--- START Dataset excerpts ---

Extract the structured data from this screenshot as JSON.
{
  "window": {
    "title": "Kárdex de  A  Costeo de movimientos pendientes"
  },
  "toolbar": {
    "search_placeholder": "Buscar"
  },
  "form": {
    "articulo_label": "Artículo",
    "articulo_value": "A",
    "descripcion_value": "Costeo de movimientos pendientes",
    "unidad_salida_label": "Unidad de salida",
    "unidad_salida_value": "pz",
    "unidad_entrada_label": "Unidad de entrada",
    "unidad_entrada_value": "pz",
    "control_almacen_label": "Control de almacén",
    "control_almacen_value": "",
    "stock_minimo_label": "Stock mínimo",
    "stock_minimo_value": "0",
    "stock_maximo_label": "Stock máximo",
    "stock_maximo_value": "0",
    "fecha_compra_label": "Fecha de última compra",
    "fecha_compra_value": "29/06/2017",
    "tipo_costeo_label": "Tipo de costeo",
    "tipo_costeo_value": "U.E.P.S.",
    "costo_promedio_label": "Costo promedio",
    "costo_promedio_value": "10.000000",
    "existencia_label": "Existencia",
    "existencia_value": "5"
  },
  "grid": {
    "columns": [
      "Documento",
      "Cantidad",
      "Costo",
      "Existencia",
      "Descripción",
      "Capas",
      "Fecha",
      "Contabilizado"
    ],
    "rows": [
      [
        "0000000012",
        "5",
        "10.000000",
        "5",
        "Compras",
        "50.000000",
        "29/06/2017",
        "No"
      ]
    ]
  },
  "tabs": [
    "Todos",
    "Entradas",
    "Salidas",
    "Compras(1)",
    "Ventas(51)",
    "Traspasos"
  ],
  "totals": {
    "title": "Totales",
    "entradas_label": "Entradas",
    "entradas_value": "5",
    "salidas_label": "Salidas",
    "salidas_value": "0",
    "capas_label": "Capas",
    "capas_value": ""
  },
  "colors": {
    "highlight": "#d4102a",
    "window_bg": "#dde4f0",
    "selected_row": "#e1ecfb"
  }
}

--- END Dataset excerpts ---

_What you need to do:_ Restate the data above exactly, keeping each word as it stands.

_Solution to this exercise:_
Extract the structured data from this screenshot as JSON.
{
  "window": {
    "title": "Kárdex de  A  Costeo de movimientos pendientes"
  },
  "toolbar": {
    "search_placeholder": "Buscar"
  },
  "form": {
    "articulo_label": "Artículo",
    "articulo_value": "A",
    "descripcion_value": "Costeo de movimientos pendientes",
    "unidad_salida_label": "Unidad de salida",
    "unidad_salida_value": "pz",
    "unidad_entrada_label": "Unidad de entrada",
    "unidad_entrada_value": "pz",
    "control_almacen_label": "Control de almacén",
    "control_almacen_value": "",
    "stock_minimo_label": "Stock mínimo",
    "stock_minimo_value": "0",
    "stock_maximo_label": "Stock máximo",
    "stock_maximo_value": "0",
    "fecha_compra_label": "Fecha de última compra",
    "fecha_compra_value": "29/06/2017",
    "tipo_costeo_label": "Tipo de costeo",
    "tipo_costeo_value": "U.E.P.S.",
    "costo_promedio_label": "Costo promedio",
    "costo_promedio_value": "10.000000",
    "existencia_label": "Existencia",
    "existencia_value": "5"
  },
  "grid": {
    "columns": [
      "Documento",
      "Cantidad",
      "Costo",
      "Existencia",
      "Descripción",
      "Capas",
      "Fecha",
      "Contabilizado"
    ],
    "rows": [
      [
        "0000000012",
        "5",
        "10.000000",
        "5",
        "Compras",
        "50.000000",
        "29/06/2017",
        "No"
      ]
    ]
  },
  "tabs": [
    "Todos",
    "Entradas",
    "Salidas",
    "Compras(1)",
    "Ventas(51)",
    "Traspasos"
  ],
  "totals": {
    "title": "Totales",
    "entradas_label": "Entradas",
    "entradas_value": "5",
    "salidas_label": "Salidas",
    "salidas_value": "0",
    "capas_label": "Capas",
    "capas_value": ""
  },
  "colors": {
    "highlight": "#d4102a",
    "window_bg": "#dde4f0",
    "selected_row": "#e1ecfb"
  }
}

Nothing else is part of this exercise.